> Required work:
Answer with one number: how many lines hold the string "Káſztelaná".

> Available records:
++++++++
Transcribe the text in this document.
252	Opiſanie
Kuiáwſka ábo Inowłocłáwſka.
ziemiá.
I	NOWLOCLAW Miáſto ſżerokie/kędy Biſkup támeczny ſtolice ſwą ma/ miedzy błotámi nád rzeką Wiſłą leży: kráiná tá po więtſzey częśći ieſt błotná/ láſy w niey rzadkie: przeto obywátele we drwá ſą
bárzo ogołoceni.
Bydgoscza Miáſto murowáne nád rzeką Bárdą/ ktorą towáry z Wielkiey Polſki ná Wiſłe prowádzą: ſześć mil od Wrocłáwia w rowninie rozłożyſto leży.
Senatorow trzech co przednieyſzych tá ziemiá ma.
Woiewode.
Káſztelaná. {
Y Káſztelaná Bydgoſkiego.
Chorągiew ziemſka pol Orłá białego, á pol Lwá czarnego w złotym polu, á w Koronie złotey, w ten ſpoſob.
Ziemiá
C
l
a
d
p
++++++++
> Exercise solution:
2